→ REQUIRED WORK
Extract the text of each entry below exactly, leaving every image behind.

*-*-*

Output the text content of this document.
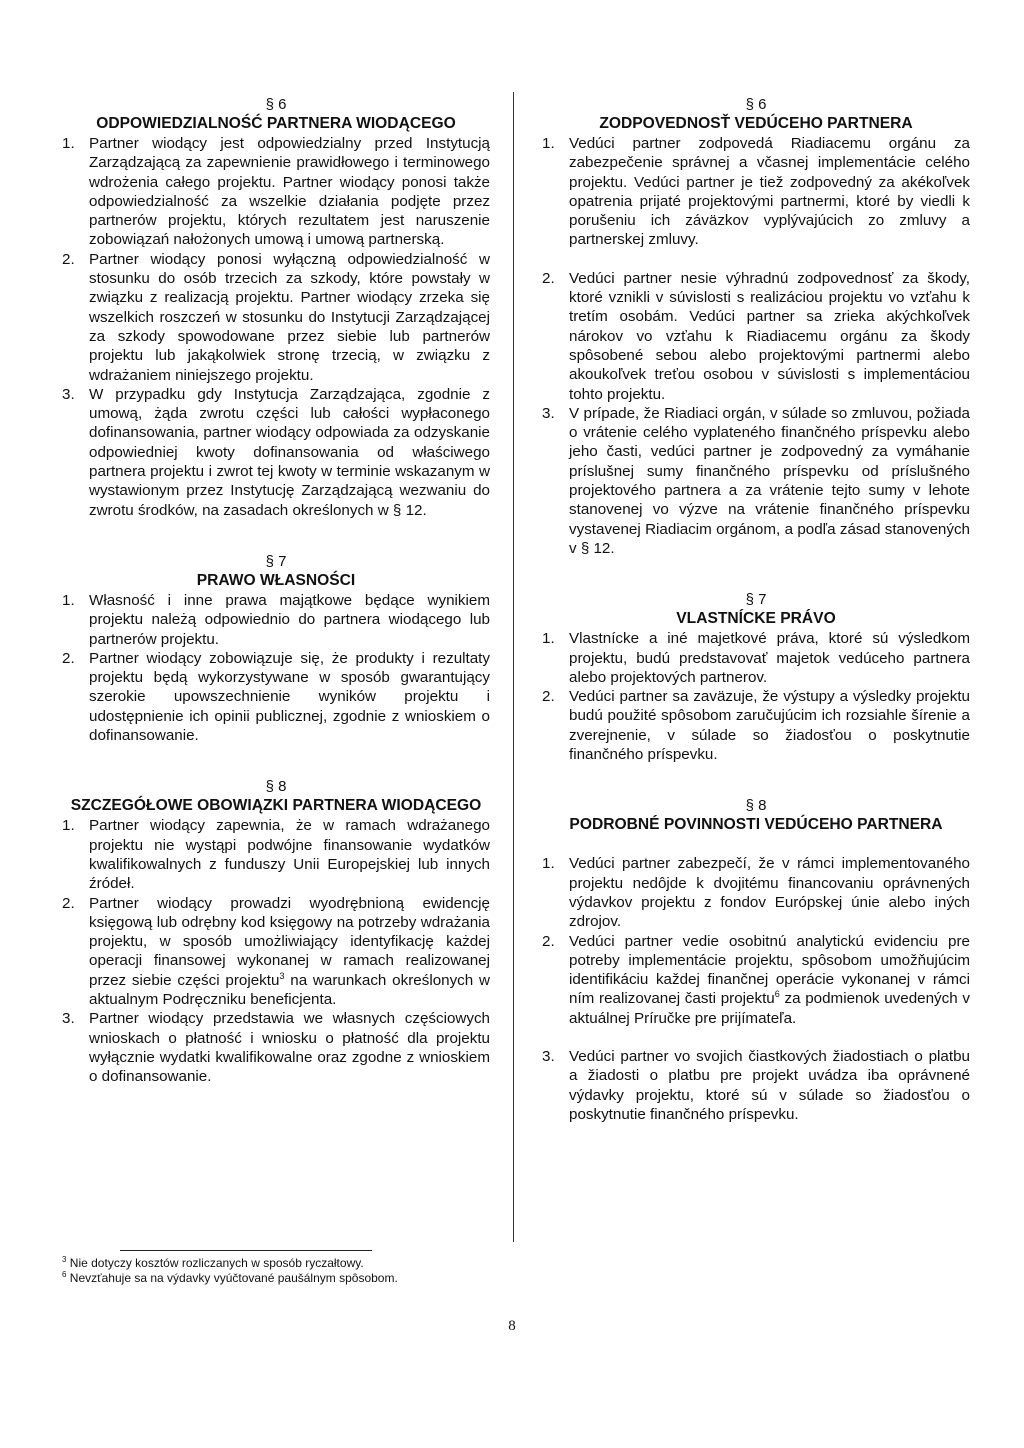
§ 6
ODPOWIEDZIALNOŚĆ PARTNERA WIODĄCEGO
1. Partner wiodący jest odpowiedzialny przed Instytucją Zarządzającą za zapewnienie prawidłowego i terminowego wdrożenia całego projektu. Partner wiodący ponosi także odpowiedzialność za wszelkie działania podjęte przez partnerów projektu, których rezultatem jest naruszenie zobowiązań nałożonych umową i umową partnerską.
2. Partner wiodący ponosi wyłączną odpowiedzialność w stosunku do osób trzecich za szkody, które powstały w związku z realizacją projektu. Partner wiodący zrzeka się wszelkich roszczeń w stosunku do Instytucji Zarządzającej za szkody spowodowane przez siebie lub partnerów projektu lub jakąkolwiek stronę trzecią, w związku z wdrażaniem niniejszego projektu.
3. W przypadku gdy Instytucja Zarządzająca, zgodnie z umową, żąda zwrotu części lub całości wypłaconego dofinansowania, partner wiodący odpowiada za odzyskanie odpowiedniej kwoty dofinansowania od właściwego partnera projektu i zwrot tej kwoty w terminie wskazanym w wystawionym przez Instytucję Zarządzającą wezwaniu do zwrotu środków, na zasadach określonych w § 12.
§ 7
PRAWO WŁASNOŚCI
1. Własność i inne prawa majątkowe będące wynikiem projektu należą odpowiednio do partnera wiodącego lub partnerów projektu.
2. Partner wiodący zobowiązuje się, że produkty i rezultaty projektu będą wykorzystywane w sposób gwarantujący szerokie upowszechnienie wyników projektu i udostępnienie ich opinii publicznej, zgodnie z wnioskiem o dofinansowanie.
§ 8
SZCZEGÓŁOWE OBOWIĄZKI PARTNERA WIODĄCEGO
1. Partner wiodący zapewnia, że w ramach wdrażanego projektu nie wystąpi podwójne finansowanie wydatków kwalifikowalnych z funduszy Unii Europejskiej lub innych źródeł.
2. Partner wiodący prowadzi wyodrębnioną ewidencję księgową lub odrębny kod księgowy na potrzeby wdrażania projektu, w sposób umożliwiający identyfikację każdej operacji finansowej wykonanej w ramach realizowanej przez siebie części projektu$^3$ na warunkach określonych w aktualnym Podręczniku beneficjenta.
3. Partner wiodący przedstawia we własnych częściowych wnioskach o płatność i wniosku o płatność dla projektu wyłącznie wydatki kwalifikowalne oraz zgodne z wnioskiem o dofinansowanie.
§ 6
ZODPOVEDNOSŤ VEDÚCEHO PARTNERA
1. Vedúci partner zodpovedá Riadiacemu orgánu za zabezpečenie správnej a včasnej implementácie celého projektu. Vedúci partner je tiež zodpovedný za akékoľvek opatrenia prijaté projektovými partnermi, ktoré by viedli k porušeniu ich záväzkov vyplývajúcich zo zmluvy a partnerskej zmluvy.
2. Vedúci partner nesie výhradnú zodpovednosť za škody, ktoré vznikli v súvislosti s realizáciou projektu vo vzťahu k tretím osobám. Vedúci partner sa zrieka akýchkoľvek nárokov vo vzťahu k Riadiacemu orgánu za škody spôsobené sebou alebo projektovými partnermi alebo akoukoľvek treťou osobou v súvislosti s implementáciou tohto projektu.
3. V prípade, že Riadiaci orgán, v súlade so zmluvou, požiada o vrátenie celého vyplateného finančného príspevku alebo jeho časti, vedúci partner je zodpovedný za vymáhanie príslušnej sumy finančného príspevku od príslušného projektového partnera a za vrátenie tejto sumy v lehote stanovenej vo výzve na vrátenie finančného príspevku vystavenej Riadiacim orgánom, a podľa zásad stanovených v § 12.
§ 7
VLASTNÍCKE PRÁVO
1. Vlastnícke a iné majetkové práva, ktoré sú výsledkom projektu, budú predstavovať majetok vedúceho partnera alebo projektových partnerov.
2. Vedúci partner sa zaväzuje, že výstupy a výsledky projektu budú použité spôsobom zaručujúcim ich rozsiahle šírenie a zverejnenie, v súlade so žiadosťou o poskytnutie finančného príspevku.
§ 8
PODROBNÉ POVINNOSTI VEDÚCEHO PARTNERA
1. Vedúci partner zabezpečí, že v rámci implementovaného projektu nedôjde k dvojitému financovaniu oprávnených výdavkov projektu z fondov Európskej únie alebo iných zdrojov.
2. Vedúci partner vedie osobitnú analytickú evidenciu pre potreby implementácie projektu, spôsobom umožňujúcim identifikáciu každej finančnej operácie vykonanej v rámci ním realizovanej časti projektu$^6$ za podmienok uvedených v aktuálnej Príručke pre prijímateľa.
3. Vedúci partner vo svojich čiastkových žiadostiach o platbu a žiadosti o platbu pre projekt uvádza iba oprávnené výdavky projektu, ktoré sú v súlade so žiadosťou o poskytnutie finančného príspevku.
$^3$ Nie dotyczy kosztów rozliczanych w sposób ryczałtowy.
$^6$ Nevzťahuje sa na výdavky vyúčtované paušálnym spôsobom.
8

*-*-*

→ ANSWER TO THIS PROBLEM
Output the text content of this document.
§ 6
ODPOWIEDZIALNOŚĆ PARTNERA WIODĄCEGO
1. Partner wiodący jest odpowiedzialny przed Instytucją Zarządzającą za zapewnienie prawidłowego i terminowego wdrożenia całego projektu. Partner wiodący ponosi także odpowiedzialność za wszelkie działania podjęte przez partnerów projektu, których rezultatem jest naruszenie zobowiązań nałożonych umową i umową partnerską.
2. Partner wiodący ponosi wyłączną odpowiedzialność w stosunku do osób trzecich za szkody, które powstały w związku z realizacją projektu. Partner wiodący zrzeka się wszelkich roszczeń w stosunku do Instytucji Zarządzającej za szkody spowodowane przez siebie lub partnerów projektu lub jakąkolwiek stronę trzecią, w związku z wdrażaniem niniejszego projektu.
3. W przypadku gdy Instytucja Zarządzająca, zgodnie z umową, żąda zwrotu części lub całości wypłaconego dofinansowania, partner wiodący odpowiada za odzyskanie odpowiedniej kwoty dofinansowania od właściwego partnera projektu i zwrot tej kwoty w terminie wskazanym w wystawionym przez Instytucję Zarządzającą wezwaniu do zwrotu środków, na zasadach określonych w § 12.
§ 7
PRAWO WŁASNOŚCI
1. Własność i inne prawa majątkowe będące wynikiem projektu należą odpowiednio do partnera wiodącego lub partnerów projektu.
2. Partner wiodący zobowiązuje się, że produkty i rezultaty projektu będą wykorzystywane w sposób gwarantujący szerokie upowszechnienie wyników projektu i udostępnienie ich opinii publicznej, zgodnie z wnioskiem o dofinansowanie.
§ 8
SZCZEGÓŁOWE OBOWIĄZKI PARTNERA WIODĄCEGO
1. Partner wiodący zapewnia, że w ramach wdrażanego projektu nie wystąpi podwójne finansowanie wydatków kwalifikowalnych z funduszy Unii Europejskiej lub innych źródeł.
2. Partner wiodący prowadzi wyodrębnioną ewidencję księgową lub odrębny kod księgowy na potrzeby wdrażania projektu, w sposób umożliwiający identyfikację każdej operacji finansowej wykonanej w ramach realizowanej przez siebie części projektu$^3$ na warunkach określonych w aktualnym Podręczniku beneficjenta.
3. Partner wiodący przedstawia we własnych częściowych wnioskach o płatność i wniosku o płatność dla projektu wyłącznie wydatki kwalifikowalne oraz zgodne z wnioskiem o dofinansowanie.
§ 6
ZODPOVEDNOSŤ VEDÚCEHO PARTNERA
1. Vedúci partner zodpovedá Riadiacemu orgánu za zabezpečenie správnej a včasnej implementácie celého projektu. Vedúci partner je tiež zodpovedný za akékoľvek opatrenia prijaté projektovými partnermi, ktoré by viedli k porušeniu ich záväzkov vyplývajúcich zo zmluvy a partnerskej zmluvy.
2. Vedúci partner nesie výhradnú zodpovednosť za škody, ktoré vznikli v súvislosti s realizáciou projektu vo vzťahu k tretím osobám. Vedúci partner sa zrieka akýchkoľvek nárokov vo vzťahu k Riadiacemu orgánu za škody spôsobené sebou alebo projektovými partnermi alebo akoukoľvek treťou osobou v súvislosti s implementáciou tohto projektu.
3. V prípade, že Riadiaci orgán, v súlade so zmluvou, požiada o vrátenie celého vyplateného finančného príspevku alebo jeho časti, vedúci partner je zodpovedný za vymáhanie príslušnej sumy finančného príspevku od príslušného projektového partnera a za vrátenie tejto sumy v lehote stanovenej vo výzve na vrátenie finančného príspevku vystavenej Riadiacim orgánom, a podľa zásad stanovených v § 12.
§ 7
VLASTNÍCKE PRÁVO
1. Vlastnícke a iné majetkové práva, ktoré sú výsledkom projektu, budú predstavovať majetok vedúceho partnera alebo projektových partnerov.
2. Vedúci partner sa zaväzuje, že výstupy a výsledky projektu budú použité spôsobom zaručujúcim ich rozsiahle šírenie a zverejnenie, v súlade so žiadosťou o poskytnutie finančného príspevku.
§ 8
PODROBNÉ POVINNOSTI VEDÚCEHO PARTNERA
1. Vedúci partner zabezpečí, že v rámci implementovaného projektu nedôjde k dvojitému financovaniu oprávnených výdavkov projektu z fondov Európskej únie alebo iných zdrojov.
2. Vedúci partner vedie osobitnú analytickú evidenciu pre potreby implementácie projektu, spôsobom umožňujúcim identifikáciu každej finančnej operácie vykonanej v rámci ním realizovanej časti projektu$^6$ za podmienok uvedených v aktuálnej Príručke pre prijímateľa.
3. Vedúci partner vo svojich čiastkových žiadostiach o platbu a žiadosti o platbu pre projekt uvádza iba oprávnené výdavky projektu, ktoré sú v súlade so žiadosťou o poskytnutie finančného príspevku.
$^3$ Nie dotyczy kosztów rozliczanych w sposób ryczałtowy.
$^6$ Nevzťahuje sa na výdavky vyúčtované paušálnym spôsobom.
8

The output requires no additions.